● **Available records**
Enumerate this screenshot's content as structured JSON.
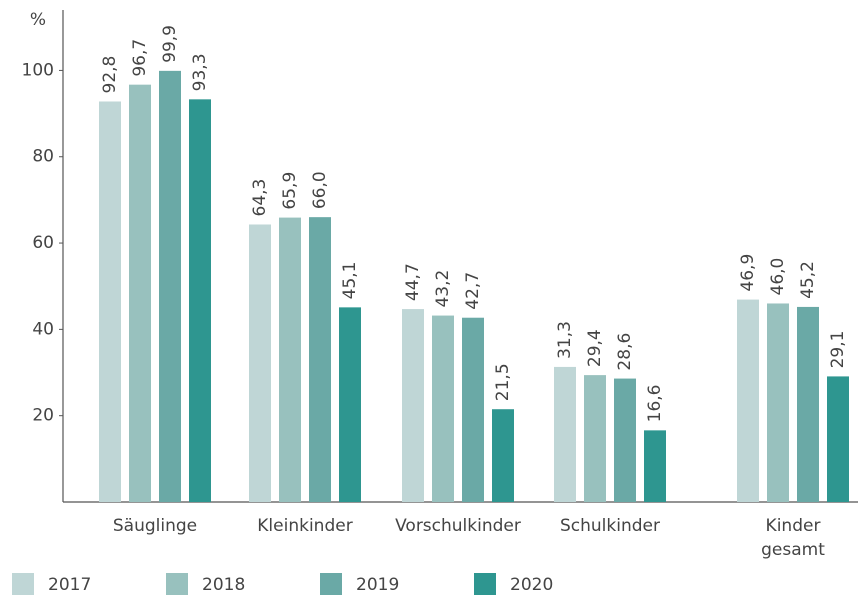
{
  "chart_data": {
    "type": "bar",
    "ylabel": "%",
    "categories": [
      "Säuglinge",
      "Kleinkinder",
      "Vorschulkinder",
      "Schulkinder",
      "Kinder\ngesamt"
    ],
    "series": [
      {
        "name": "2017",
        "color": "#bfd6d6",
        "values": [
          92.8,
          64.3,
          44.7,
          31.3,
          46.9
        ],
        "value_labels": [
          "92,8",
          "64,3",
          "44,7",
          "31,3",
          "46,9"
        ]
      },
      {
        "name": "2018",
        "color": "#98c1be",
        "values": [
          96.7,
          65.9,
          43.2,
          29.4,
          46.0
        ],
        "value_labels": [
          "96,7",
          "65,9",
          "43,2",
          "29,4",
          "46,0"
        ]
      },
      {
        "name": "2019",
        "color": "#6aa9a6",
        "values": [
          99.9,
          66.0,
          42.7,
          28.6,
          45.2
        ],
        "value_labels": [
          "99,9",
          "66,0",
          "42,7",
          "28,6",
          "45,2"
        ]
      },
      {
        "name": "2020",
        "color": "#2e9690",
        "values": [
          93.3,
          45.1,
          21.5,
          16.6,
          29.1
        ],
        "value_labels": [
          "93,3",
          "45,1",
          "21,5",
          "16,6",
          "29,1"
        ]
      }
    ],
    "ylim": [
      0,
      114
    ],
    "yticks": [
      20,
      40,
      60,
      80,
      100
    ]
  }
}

● **Your task**
Pick out all lines from the data above in which the word "color" appears.

● **The reply**
        "color": "#bfd6d6",
        "color": "#98c1be",
        "color": "#6aa9a6",
        "color": "#2e9690",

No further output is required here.